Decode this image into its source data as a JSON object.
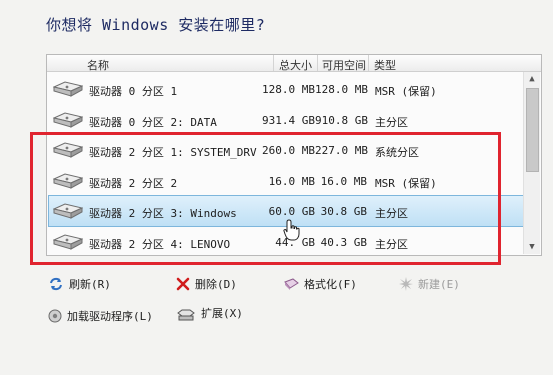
{
  "window": {
    "title": "你想将 Windows 安装在哪里?"
  },
  "table": {
    "columns": {
      "name": "名称",
      "total": "总大小",
      "free": "可用空间",
      "type": "类型"
    },
    "rows": [
      {
        "name": "驱动器 0 分区 1",
        "total": "128.0 MB",
        "free": "128.0 MB",
        "type": "MSR (保留)",
        "selected": false
      },
      {
        "name": "驱动器 0 分区 2: DATA",
        "total": "931.4 GB",
        "free": "910.8 GB",
        "type": "主分区",
        "selected": false
      },
      {
        "name": "驱动器 2 分区 1: SYSTEM_DRV",
        "total": "260.0 MB",
        "free": "227.0 MB",
        "type": "系统分区",
        "selected": false
      },
      {
        "name": "驱动器 2 分区 2",
        "total": "16.0 MB",
        "free": "16.0 MB",
        "type": "MSR (保留)",
        "selected": false
      },
      {
        "name": "驱动器 2 分区 3: Windows",
        "total": "60.0 GB",
        "free": "30.8 GB",
        "type": "主分区",
        "selected": true
      },
      {
        "name": "驱动器 2 分区 4: LENOVO",
        "total": "44. GB",
        "free": "40.3 GB",
        "type": "主分区",
        "selected": false
      }
    ]
  },
  "actions": {
    "refresh": "刷新(R)",
    "delete": "删除(D)",
    "format": "格式化(F)",
    "new": "新建(E)",
    "load_driver": "加载驱动程序(L)",
    "extend": "扩展(X)"
  },
  "colors": {
    "selection": "#bfe0f5",
    "highlight_box": "#e0242f",
    "title": "#1e2b63"
  },
  "icons": [
    "disk-icon",
    "refresh-icon",
    "delete-icon",
    "format-icon",
    "new-icon",
    "load-driver-icon",
    "extend-icon",
    "scroll-up-icon",
    "scroll-down-icon",
    "mouse-cursor-icon"
  ]
}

- - - - -

> _Job_
Which lines contain the word "Windows"? Return each of them.

> _Correct result_
    "title": "你想将 Windows 安装在哪里?"
        "name": "驱动器 2 分区 3: Windows",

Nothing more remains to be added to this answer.